DATA ENTRIES ->
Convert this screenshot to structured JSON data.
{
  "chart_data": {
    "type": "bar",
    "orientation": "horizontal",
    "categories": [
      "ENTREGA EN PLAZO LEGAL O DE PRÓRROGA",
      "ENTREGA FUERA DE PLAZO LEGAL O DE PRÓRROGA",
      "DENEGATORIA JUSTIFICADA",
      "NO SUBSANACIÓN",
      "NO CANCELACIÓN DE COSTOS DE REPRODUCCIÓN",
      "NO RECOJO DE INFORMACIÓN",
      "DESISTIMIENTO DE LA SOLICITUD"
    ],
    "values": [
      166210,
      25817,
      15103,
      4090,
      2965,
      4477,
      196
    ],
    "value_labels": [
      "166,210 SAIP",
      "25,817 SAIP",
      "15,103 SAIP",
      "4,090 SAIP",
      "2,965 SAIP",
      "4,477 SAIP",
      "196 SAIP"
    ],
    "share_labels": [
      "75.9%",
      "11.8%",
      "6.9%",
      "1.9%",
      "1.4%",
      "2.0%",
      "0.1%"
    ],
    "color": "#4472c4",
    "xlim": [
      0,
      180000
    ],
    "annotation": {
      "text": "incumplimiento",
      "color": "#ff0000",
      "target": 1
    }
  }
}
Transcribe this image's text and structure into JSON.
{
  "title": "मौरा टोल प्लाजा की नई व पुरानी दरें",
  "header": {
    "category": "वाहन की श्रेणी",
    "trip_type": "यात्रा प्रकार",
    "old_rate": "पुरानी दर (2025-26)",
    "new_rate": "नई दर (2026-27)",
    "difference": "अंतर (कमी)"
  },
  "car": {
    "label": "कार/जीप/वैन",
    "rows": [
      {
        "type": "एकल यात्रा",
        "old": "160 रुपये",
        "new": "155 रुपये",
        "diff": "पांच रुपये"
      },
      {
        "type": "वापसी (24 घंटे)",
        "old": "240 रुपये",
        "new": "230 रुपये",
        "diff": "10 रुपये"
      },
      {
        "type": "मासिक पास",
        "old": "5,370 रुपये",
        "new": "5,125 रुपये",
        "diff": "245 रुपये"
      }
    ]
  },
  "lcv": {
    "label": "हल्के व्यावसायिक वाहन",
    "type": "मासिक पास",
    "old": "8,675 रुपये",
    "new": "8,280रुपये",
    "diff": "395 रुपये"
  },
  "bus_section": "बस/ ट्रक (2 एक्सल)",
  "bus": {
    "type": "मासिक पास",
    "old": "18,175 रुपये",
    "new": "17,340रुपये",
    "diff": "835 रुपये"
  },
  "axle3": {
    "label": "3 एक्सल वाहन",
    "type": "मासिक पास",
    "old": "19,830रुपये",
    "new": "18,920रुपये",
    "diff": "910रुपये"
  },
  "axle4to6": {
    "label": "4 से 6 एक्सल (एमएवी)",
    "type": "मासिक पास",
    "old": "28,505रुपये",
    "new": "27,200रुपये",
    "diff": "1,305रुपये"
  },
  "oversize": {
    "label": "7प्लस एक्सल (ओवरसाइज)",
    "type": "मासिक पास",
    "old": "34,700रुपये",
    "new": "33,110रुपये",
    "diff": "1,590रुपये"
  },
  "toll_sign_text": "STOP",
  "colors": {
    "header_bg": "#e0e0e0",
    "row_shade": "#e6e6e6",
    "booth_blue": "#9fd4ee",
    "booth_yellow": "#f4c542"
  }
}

WHAT YOU NEED TO DO -> Track down all lines above with the string "this" and copy them.

SOLUTION BELOW ->
Convert this screenshot to structured JSON data.
Transcribe this image's text and structure into JSON.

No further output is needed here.